**What you are asked to do**
Print the complete set of entries exactly.

**Recorded information**
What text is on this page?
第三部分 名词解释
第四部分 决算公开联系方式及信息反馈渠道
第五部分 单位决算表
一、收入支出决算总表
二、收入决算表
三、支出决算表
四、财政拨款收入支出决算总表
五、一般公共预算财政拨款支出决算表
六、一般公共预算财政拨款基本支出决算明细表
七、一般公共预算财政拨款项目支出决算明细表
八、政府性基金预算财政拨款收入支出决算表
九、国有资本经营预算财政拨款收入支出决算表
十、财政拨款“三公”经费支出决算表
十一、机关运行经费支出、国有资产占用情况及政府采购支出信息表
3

**Response**
What text is on this page?
第三部分 名词解释
第四部分 决算公开联系方式及信息反馈渠道
第五部分 单位决算表
一、收入支出决算总表
二、收入决算表
三、支出决算表
四、财政拨款收入支出决算总表
五、一般公共预算财政拨款支出决算表
六、一般公共预算财政拨款基本支出决算明细表
七、一般公共预算财政拨款项目支出决算明细表
八、政府性基金预算财政拨款收入支出决算表
九、国有资本经营预算财政拨款收入支出决算表
十、财政拨款“三公”经费支出决算表
十一、机关运行经费支出、国有资产占用情况及政府采购支出信息表
3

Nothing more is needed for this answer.